_BRIEF_:
Please return the full listing below without altering anything.
━━━
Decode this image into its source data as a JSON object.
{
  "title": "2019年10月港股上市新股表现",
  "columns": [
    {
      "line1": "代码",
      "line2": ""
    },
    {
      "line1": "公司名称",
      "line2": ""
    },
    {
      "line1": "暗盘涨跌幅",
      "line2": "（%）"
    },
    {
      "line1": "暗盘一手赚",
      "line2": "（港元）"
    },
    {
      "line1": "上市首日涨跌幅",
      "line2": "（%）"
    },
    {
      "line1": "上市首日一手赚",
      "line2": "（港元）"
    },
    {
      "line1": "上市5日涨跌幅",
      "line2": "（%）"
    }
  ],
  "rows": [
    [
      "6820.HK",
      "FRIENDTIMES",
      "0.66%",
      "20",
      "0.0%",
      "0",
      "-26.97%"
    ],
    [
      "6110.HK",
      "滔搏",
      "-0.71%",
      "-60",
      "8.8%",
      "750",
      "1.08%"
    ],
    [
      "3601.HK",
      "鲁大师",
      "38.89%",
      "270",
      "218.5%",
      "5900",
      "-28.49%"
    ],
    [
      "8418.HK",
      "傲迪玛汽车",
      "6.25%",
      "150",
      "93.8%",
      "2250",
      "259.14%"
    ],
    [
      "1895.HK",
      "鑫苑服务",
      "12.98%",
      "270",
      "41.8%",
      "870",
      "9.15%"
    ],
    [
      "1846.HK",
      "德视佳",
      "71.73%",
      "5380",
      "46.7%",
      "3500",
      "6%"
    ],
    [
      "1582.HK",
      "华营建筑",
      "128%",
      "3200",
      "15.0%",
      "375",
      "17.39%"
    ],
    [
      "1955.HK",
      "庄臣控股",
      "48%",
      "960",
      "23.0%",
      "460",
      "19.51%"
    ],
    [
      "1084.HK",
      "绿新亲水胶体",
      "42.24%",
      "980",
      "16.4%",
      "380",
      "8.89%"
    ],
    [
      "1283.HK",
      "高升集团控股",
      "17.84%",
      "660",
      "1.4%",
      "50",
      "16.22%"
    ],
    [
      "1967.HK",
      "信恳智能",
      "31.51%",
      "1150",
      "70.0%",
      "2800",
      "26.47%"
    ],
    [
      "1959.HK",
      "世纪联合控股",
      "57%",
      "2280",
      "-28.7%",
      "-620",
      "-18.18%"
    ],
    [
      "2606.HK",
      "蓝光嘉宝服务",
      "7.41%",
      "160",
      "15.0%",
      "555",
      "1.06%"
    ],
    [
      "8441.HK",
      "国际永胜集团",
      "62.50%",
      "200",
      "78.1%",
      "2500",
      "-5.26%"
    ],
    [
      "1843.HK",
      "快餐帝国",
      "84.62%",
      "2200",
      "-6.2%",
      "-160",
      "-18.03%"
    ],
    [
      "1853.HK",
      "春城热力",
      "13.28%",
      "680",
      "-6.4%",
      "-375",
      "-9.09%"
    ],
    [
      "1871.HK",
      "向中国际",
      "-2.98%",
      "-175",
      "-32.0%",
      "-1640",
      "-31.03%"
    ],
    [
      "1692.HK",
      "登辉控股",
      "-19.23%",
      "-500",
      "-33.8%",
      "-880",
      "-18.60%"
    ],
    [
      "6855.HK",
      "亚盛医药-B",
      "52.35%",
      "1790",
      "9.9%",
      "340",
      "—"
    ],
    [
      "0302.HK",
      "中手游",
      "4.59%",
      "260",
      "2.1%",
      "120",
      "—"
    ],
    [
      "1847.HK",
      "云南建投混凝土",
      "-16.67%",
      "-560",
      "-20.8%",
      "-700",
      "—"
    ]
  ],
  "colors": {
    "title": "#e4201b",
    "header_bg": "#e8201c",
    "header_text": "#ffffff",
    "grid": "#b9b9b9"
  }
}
━━━
_EXERCISE SOLUTION_:
Decode this image into its source data as a JSON object.
{
  "title": "2019年10月港股上市新股表现",
  "columns": [
    {
      "line1": "代码",
      "line2": ""
    },
    {
      "line1": "公司名称",
      "line2": ""
    },
    {
      "line1": "暗盘涨跌幅",
      "line2": "（%）"
    },
    {
      "line1": "暗盘一手赚",
      "line2": "（港元）"
    },
    {
      "line1": "上市首日涨跌幅",
      "line2": "（%）"
    },
    {
      "line1": "上市首日一手赚",
      "line2": "（港元）"
    },
    {
      "line1": "上市5日涨跌幅",
      "line2": "（%）"
    }
  ],
  "rows": [
    [
      "6820.HK",
      "FRIENDTIMES",
      "0.66%",
      "20",
      "0.0%",
      "0",
      "-26.97%"
    ],
    [
      "6110.HK",
      "滔搏",
      "-0.71%",
      "-60",
      "8.8%",
      "750",
      "1.08%"
    ],
    [
      "3601.HK",
      "鲁大师",
      "38.89%",
      "270",
      "218.5%",
      "5900",
      "-28.49%"
    ],
    [
      "8418.HK",
      "傲迪玛汽车",
      "6.25%",
      "150",
      "93.8%",
      "2250",
      "259.14%"
    ],
    [
      "1895.HK",
      "鑫苑服务",
      "12.98%",
      "270",
      "41.8%",
      "870",
      "9.15%"
    ],
    [
      "1846.HK",
      "德视佳",
      "71.73%",
      "5380",
      "46.7%",
      "3500",
      "6%"
    ],
    [
      "1582.HK",
      "华营建筑",
      "128%",
      "3200",
      "15.0%",
      "375",
      "17.39%"
    ],
    [
      "1955.HK",
      "庄臣控股",
      "48%",
      "960",
      "23.0%",
      "460",
      "19.51%"
    ],
    [
      "1084.HK",
      "绿新亲水胶体",
      "42.24%",
      "980",
      "16.4%",
      "380",
      "8.89%"
    ],
    [
      "1283.HK",
      "高升集团控股",
      "17.84%",
      "660",
      "1.4%",
      "50",
      "16.22%"
    ],
    [
      "1967.HK",
      "信恳智能",
      "31.51%",
      "1150",
      "70.0%",
      "2800",
      "26.47%"
    ],
    [
      "1959.HK",
      "世纪联合控股",
      "57%",
      "2280",
      "-28.7%",
      "-620",
      "-18.18%"
    ],
    [
      "2606.HK",
      "蓝光嘉宝服务",
      "7.41%",
      "160",
      "15.0%",
      "555",
      "1.06%"
    ],
    [
      "8441.HK",
      "国际永胜集团",
      "62.50%",
      "200",
      "78.1%",
      "2500",
      "-5.26%"
    ],
    [
      "1843.HK",
      "快餐帝国",
      "84.62%",
      "2200",
      "-6.2%",
      "-160",
      "-18.03%"
    ],
    [
      "1853.HK",
      "春城热力",
      "13.28%",
      "680",
      "-6.4%",
      "-375",
      "-9.09%"
    ],
    [
      "1871.HK",
      "向中国际",
      "-2.98%",
      "-175",
      "-32.0%",
      "-1640",
      "-31.03%"
    ],
    [
      "1692.HK",
      "登辉控股",
      "-19.23%",
      "-500",
      "-33.8%",
      "-880",
      "-18.60%"
    ],
    [
      "6855.HK",
      "亚盛医药-B",
      "52.35%",
      "1790",
      "9.9%",
      "340",
      "—"
    ],
    [
      "0302.HK",
      "中手游",
      "4.59%",
      "260",
      "2.1%",
      "120",
      "—"
    ],
    [
      "1847.HK",
      "云南建投混凝土",
      "-16.67%",
      "-560",
      "-20.8%",
      "-700",
      "—"
    ]
  ],
  "colors": {
    "title": "#e4201b",
    "header_bg": "#e8201c",
    "header_text": "#ffffff",
    "grid": "#b9b9b9"
  }
}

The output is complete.